Task details
Write out the whole of the material exactly.

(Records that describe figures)
# # # # #

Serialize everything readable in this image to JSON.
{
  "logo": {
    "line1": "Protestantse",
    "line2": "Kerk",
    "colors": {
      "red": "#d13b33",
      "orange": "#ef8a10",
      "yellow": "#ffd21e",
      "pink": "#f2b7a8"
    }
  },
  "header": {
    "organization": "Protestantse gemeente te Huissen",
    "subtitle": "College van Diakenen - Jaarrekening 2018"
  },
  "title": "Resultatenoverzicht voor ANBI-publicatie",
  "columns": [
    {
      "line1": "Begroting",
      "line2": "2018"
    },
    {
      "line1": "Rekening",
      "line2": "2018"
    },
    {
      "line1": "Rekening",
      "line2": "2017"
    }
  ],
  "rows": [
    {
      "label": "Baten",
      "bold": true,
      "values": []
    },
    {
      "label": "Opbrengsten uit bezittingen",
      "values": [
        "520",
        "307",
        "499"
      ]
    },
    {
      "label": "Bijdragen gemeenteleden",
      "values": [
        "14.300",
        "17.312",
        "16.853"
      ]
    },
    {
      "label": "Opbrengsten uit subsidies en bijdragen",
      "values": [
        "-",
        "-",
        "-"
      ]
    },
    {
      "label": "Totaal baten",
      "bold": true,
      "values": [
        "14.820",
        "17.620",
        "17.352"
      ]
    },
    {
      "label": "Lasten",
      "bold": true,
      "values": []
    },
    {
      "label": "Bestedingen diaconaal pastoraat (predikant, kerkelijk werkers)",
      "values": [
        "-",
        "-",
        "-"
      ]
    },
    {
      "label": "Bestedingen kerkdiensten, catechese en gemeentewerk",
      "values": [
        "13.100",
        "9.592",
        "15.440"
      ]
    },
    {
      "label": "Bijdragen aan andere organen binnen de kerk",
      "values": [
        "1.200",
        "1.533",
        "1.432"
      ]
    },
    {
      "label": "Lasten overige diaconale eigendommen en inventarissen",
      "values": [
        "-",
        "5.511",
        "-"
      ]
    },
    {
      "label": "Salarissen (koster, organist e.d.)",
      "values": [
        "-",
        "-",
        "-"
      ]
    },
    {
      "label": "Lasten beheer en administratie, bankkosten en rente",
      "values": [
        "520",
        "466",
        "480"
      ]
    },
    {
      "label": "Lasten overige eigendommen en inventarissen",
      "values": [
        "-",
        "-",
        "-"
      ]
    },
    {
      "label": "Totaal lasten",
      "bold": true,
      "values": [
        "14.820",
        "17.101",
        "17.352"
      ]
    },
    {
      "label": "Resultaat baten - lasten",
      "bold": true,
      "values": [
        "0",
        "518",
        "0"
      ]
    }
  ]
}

# # # # #

Answer for this exercise
Serialize everything readable in this image to JSON.
{
  "logo": {
    "line1": "Protestantse",
    "line2": "Kerk",
    "colors": {
      "red": "#d13b33",
      "orange": "#ef8a10",
      "yellow": "#ffd21e",
      "pink": "#f2b7a8"
    }
  },
  "header": {
    "organization": "Protestantse gemeente te Huissen",
    "subtitle": "College van Diakenen - Jaarrekening 2018"
  },
  "title": "Resultatenoverzicht voor ANBI-publicatie",
  "columns": [
    {
      "line1": "Begroting",
      "line2": "2018"
    },
    {
      "line1": "Rekening",
      "line2": "2018"
    },
    {
      "line1": "Rekening",
      "line2": "2017"
    }
  ],
  "rows": [
    {
      "label": "Baten",
      "bold": true,
      "values": []
    },
    {
      "label": "Opbrengsten uit bezittingen",
      "values": [
        "520",
        "307",
        "499"
      ]
    },
    {
      "label": "Bijdragen gemeenteleden",
      "values": [
        "14.300",
        "17.312",
        "16.853"
      ]
    },
    {
      "label": "Opbrengsten uit subsidies en bijdragen",
      "values": [
        "-",
        "-",
        "-"
      ]
    },
    {
      "label": "Totaal baten",
      "bold": true,
      "values": [
        "14.820",
        "17.620",
        "17.352"
      ]
    },
    {
      "label": "Lasten",
      "bold": true,
      "values": []
    },
    {
      "label": "Bestedingen diaconaal pastoraat (predikant, kerkelijk werkers)",
      "values": [
        "-",
        "-",
        "-"
      ]
    },
    {
      "label": "Bestedingen kerkdiensten, catechese en gemeentewerk",
      "values": [
        "13.100",
        "9.592",
        "15.440"
      ]
    },
    {
      "label": "Bijdragen aan andere organen binnen de kerk",
      "values": [
        "1.200",
        "1.533",
        "1.432"
      ]
    },
    {
      "label": "Lasten overige diaconale eigendommen en inventarissen",
      "values": [
        "-",
        "5.511",
        "-"
      ]
    },
    {
      "label": "Salarissen (koster, organist e.d.)",
      "values": [
        "-",
        "-",
        "-"
      ]
    },
    {
      "label": "Lasten beheer en administratie, bankkosten en rente",
      "values": [
        "520",
        "466",
        "480"
      ]
    },
    {
      "label": "Lasten overige eigendommen en inventarissen",
      "values": [
        "-",
        "-",
        "-"
      ]
    },
    {
      "label": "Totaal lasten",
      "bold": true,
      "values": [
        "14.820",
        "17.101",
        "17.352"
      ]
    },
    {
      "label": "Resultaat baten - lasten",
      "bold": true,
      "values": [
        "0",
        "518",
        "0"
      ]
    }
  ]
}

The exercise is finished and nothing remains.